▸ **Data supplied**
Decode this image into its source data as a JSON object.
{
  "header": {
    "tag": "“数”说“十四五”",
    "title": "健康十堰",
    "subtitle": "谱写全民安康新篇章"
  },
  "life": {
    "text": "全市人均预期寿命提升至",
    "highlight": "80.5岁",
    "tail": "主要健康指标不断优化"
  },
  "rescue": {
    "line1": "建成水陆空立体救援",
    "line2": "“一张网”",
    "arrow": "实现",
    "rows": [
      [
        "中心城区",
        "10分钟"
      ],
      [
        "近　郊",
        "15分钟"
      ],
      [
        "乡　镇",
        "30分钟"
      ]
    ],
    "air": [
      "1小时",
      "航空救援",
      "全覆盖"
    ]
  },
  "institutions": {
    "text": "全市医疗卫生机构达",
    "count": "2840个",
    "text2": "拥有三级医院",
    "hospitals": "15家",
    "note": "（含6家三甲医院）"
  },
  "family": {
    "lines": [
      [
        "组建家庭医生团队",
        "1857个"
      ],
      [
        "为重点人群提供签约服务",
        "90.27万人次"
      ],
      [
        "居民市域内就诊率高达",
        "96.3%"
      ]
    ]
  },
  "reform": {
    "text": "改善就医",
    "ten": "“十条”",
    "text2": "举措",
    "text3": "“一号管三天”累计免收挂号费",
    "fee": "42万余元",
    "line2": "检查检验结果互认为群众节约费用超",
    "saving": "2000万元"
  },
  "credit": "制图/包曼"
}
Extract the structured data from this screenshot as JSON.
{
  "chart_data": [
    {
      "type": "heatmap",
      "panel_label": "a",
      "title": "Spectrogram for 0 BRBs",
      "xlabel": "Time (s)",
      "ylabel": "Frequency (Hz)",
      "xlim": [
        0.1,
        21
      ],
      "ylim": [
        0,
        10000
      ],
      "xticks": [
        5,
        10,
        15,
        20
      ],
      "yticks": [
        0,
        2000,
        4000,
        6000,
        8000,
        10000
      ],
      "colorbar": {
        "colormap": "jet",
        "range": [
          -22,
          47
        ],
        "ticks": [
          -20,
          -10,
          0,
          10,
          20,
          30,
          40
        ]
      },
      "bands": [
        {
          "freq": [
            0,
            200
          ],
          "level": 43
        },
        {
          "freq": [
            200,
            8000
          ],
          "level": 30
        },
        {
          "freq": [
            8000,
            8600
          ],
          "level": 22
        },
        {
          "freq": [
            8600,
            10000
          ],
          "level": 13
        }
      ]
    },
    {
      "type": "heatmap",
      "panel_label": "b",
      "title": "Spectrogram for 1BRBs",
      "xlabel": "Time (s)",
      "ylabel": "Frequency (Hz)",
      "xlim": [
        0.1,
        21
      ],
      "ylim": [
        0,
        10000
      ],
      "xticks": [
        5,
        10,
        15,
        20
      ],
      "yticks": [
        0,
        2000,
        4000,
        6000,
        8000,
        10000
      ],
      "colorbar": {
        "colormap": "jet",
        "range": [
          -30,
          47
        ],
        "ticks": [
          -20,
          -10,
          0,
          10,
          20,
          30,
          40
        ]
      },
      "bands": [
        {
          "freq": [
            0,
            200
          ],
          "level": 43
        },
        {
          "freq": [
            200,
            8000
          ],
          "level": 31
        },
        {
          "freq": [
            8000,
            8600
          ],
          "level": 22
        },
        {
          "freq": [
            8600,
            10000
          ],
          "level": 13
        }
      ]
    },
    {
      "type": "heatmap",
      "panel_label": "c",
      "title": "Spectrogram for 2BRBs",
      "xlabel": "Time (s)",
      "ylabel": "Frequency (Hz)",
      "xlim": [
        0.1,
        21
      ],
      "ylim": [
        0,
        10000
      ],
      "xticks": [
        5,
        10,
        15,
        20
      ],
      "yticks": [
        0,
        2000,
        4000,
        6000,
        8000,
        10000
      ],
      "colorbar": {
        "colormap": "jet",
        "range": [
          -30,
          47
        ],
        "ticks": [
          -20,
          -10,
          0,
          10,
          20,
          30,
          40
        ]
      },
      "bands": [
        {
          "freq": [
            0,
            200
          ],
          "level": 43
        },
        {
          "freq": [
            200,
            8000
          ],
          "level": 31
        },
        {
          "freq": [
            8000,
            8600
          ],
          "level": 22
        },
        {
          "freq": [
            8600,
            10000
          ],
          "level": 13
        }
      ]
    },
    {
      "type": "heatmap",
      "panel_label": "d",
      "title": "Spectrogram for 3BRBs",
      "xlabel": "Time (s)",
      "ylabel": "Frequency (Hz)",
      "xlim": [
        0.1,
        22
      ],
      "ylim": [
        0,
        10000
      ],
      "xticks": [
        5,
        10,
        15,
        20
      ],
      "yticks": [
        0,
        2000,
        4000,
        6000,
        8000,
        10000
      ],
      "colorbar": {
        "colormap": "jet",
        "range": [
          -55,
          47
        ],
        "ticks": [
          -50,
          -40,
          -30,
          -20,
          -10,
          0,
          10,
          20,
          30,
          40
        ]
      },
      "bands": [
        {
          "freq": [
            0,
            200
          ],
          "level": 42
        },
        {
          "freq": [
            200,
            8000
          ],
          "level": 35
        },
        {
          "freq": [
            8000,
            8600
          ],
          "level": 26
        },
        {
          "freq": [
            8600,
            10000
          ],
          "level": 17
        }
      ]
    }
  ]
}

▸ **Task requirements**
Transcribe all of the material exactly. Omit nothing.

▸ **Task answer**
Decode this image into its source data as a JSON object.
{
  "header": {
    "tag": "“数”说“十四五”",
    "title": "健康十堰",
    "subtitle": "谱写全民安康新篇章"
  },
  "life": {
    "text": "全市人均预期寿命提升至",
    "highlight": "80.5岁",
    "tail": "主要健康指标不断优化"
  },
  "rescue": {
    "line1": "建成水陆空立体救援",
    "line2": "“一张网”",
    "arrow": "实现",
    "rows": [
      [
        "中心城区",
        "10分钟"
      ],
      [
        "近　郊",
        "15分钟"
      ],
      [
        "乡　镇",
        "30分钟"
      ]
    ],
    "air": [
      "1小时",
      "航空救援",
      "全覆盖"
    ]
  },
  "institutions": {
    "text": "全市医疗卫生机构达",
    "count": "2840个",
    "text2": "拥有三级医院",
    "hospitals": "15家",
    "note": "（含6家三甲医院）"
  },
  "family": {
    "lines": [
      [
        "组建家庭医生团队",
        "1857个"
      ],
      [
        "为重点人群提供签约服务",
        "90.27万人次"
      ],
      [
        "居民市域内就诊率高达",
        "96.3%"
      ]
    ]
  },
  "reform": {
    "text": "改善就医",
    "ten": "“十条”",
    "text2": "举措",
    "text3": "“一号管三天”累计免收挂号费",
    "fee": "42万余元",
    "line2": "检查检验结果互认为群众节约费用超",
    "saving": "2000万元"
  },
  "credit": "制图/包曼"
}
Extract the structured data from this screenshot as JSON.
{
  "chart_data": [
    {
      "type": "heatmap",
      "panel_label": "a",
      "title": "Spectrogram for 0 BRBs",
      "xlabel": "Time (s)",
      "ylabel": "Frequency (Hz)",
      "xlim": [
        0.1,
        21
      ],
      "ylim": [
        0,
        10000
      ],
      "xticks": [
        5,
        10,
        15,
        20
      ],
      "yticks": [
        0,
        2000,
        4000,
        6000,
        8000,
        10000
      ],
      "colorbar": {
        "colormap": "jet",
        "range": [
          -22,
          47
        ],
        "ticks": [
          -20,
          -10,
          0,
          10,
          20,
          30,
          40
        ]
      },
      "bands": [
        {
          "freq": [
            0,
            200
          ],
          "level": 43
        },
        {
          "freq": [
            200,
            8000
          ],
          "level": 30
        },
        {
          "freq": [
            8000,
            8600
          ],
          "level": 22
        },
        {
          "freq": [
            8600,
            10000
          ],
          "level": 13
        }
      ]
    },
    {
      "type": "heatmap",
      "panel_label": "b",
      "title": "Spectrogram for 1BRBs",
      "xlabel": "Time (s)",
      "ylabel": "Frequency (Hz)",
      "xlim": [
        0.1,
        21
      ],
      "ylim": [
        0,
        10000
      ],
      "xticks": [
        5,
        10,
        15,
        20
      ],
      "yticks": [
        0,
        2000,
        4000,
        6000,
        8000,
        10000
      ],
      "colorbar": {
        "colormap": "jet",
        "range": [
          -30,
          47
        ],
        "ticks": [
          -20,
          -10,
          0,
          10,
          20,
          30,
          40
        ]
      },
      "bands": [
        {
          "freq": [
            0,
            200
          ],
          "level": 43
        },
        {
          "freq": [
            200,
            8000
          ],
          "level": 31
        },
        {
          "freq": [
            8000,
            8600
          ],
          "level": 22
        },
        {
          "freq": [
            8600,
            10000
          ],
          "level": 13
        }
      ]
    },
    {
      "type": "heatmap",
      "panel_label": "c",
      "title": "Spectrogram for 2BRBs",
      "xlabel": "Time (s)",
      "ylabel": "Frequency (Hz)",
      "xlim": [
        0.1,
        21
      ],
      "ylim": [
        0,
        10000
      ],
      "xticks": [
        5,
        10,
        15,
        20
      ],
      "yticks": [
        0,
        2000,
        4000,
        6000,
        8000,
        10000
      ],
      "colorbar": {
        "colormap": "jet",
        "range": [
          -30,
          47
        ],
        "ticks": [
          -20,
          -10,
          0,
          10,
          20,
          30,
          40
        ]
      },
      "bands": [
        {
          "freq": [
            0,
            200
          ],
          "level": 43
        },
        {
          "freq": [
            200,
            8000
          ],
          "level": 31
        },
        {
          "freq": [
            8000,
            8600
          ],
          "level": 22
        },
        {
          "freq": [
            8600,
            10000
          ],
          "level": 13
        }
      ]
    },
    {
      "type": "heatmap",
      "panel_label": "d",
      "title": "Spectrogram for 3BRBs",
      "xlabel": "Time (s)",
      "ylabel": "Frequency (Hz)",
      "xlim": [
        0.1,
        22
      ],
      "ylim": [
        0,
        10000
      ],
      "xticks": [
        5,
        10,
        15,
        20
      ],
      "yticks": [
        0,
        2000,
        4000,
        6000,
        8000,
        10000
      ],
      "colorbar": {
        "colormap": "jet",
        "range": [
          -55,
          47
        ],
        "ticks": [
          -50,
          -40,
          -30,
          -20,
          -10,
          0,
          10,
          20,
          30,
          40
        ]
      },
      "bands": [
        {
          "freq": [
            0,
            200
          ],
          "level": 42
        },
        {
          "freq": [
            200,
            8000
          ],
          "level": 35
        },
        {
          "freq": [
            8000,
            8600
          ],
          "level": 26
        },
        {
          "freq": [
            8600,
            10000
          ],
          "level": 17
        }
      ]
    }
  ]
}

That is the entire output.